• [Prompt] Print all the entries verbatim.

Figure contents as structured data:
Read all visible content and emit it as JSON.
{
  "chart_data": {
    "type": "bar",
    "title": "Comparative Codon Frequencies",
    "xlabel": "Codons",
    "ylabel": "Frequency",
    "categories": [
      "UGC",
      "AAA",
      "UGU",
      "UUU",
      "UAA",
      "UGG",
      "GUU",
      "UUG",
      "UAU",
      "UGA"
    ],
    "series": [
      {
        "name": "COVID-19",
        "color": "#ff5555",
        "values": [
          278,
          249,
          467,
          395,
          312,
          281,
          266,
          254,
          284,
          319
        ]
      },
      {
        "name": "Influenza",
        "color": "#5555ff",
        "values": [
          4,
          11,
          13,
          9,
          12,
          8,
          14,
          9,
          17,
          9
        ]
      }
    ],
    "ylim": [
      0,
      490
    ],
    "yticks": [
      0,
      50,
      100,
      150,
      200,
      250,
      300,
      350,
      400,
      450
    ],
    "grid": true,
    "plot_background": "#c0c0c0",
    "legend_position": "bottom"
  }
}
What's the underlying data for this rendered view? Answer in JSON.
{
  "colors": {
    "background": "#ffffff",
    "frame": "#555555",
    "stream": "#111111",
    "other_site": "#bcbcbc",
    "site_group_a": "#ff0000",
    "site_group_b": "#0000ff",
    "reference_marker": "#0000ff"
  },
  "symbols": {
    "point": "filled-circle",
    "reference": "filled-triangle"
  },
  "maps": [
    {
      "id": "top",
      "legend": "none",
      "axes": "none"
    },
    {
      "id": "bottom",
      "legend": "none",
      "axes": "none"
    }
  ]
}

• [Output of the exercise]
Read all visible content and emit it as JSON.
{
  "chart_data": {
    "type": "bar",
    "title": "Comparative Codon Frequencies",
    "xlabel": "Codons",
    "ylabel": "Frequency",
    "categories": [
      "UGC",
      "AAA",
      "UGU",
      "UUU",
      "UAA",
      "UGG",
      "GUU",
      "UUG",
      "UAU",
      "UGA"
    ],
    "series": [
      {
        "name": "COVID-19",
        "color": "#ff5555",
        "values": [
          278,
          249,
          467,
          395,
          312,
          281,
          266,
          254,
          284,
          319
        ]
      },
      {
        "name": "Influenza",
        "color": "#5555ff",
        "values": [
          4,
          11,
          13,
          9,
          12,
          8,
          14,
          9,
          17,
          9
        ]
      }
    ],
    "ylim": [
      0,
      490
    ],
    "yticks": [
      0,
      50,
      100,
      150,
      200,
      250,
      300,
      350,
      400,
      450
    ],
    "grid": true,
    "plot_background": "#c0c0c0",
    "legend_position": "bottom"
  }
}
What's the underlying data for this rendered view? Answer in JSON.
{
  "colors": {
    "background": "#ffffff",
    "frame": "#555555",
    "stream": "#111111",
    "other_site": "#bcbcbc",
    "site_group_a": "#ff0000",
    "site_group_b": "#0000ff",
    "reference_marker": "#0000ff"
  },
  "symbols": {
    "point": "filled-circle",
    "reference": "filled-triangle"
  },
  "maps": [
    {
      "id": "top",
      "legend": "none",
      "axes": "none"
    },
    {
      "id": "bottom",
      "legend": "none",
      "axes": "none"
    }
  ]
}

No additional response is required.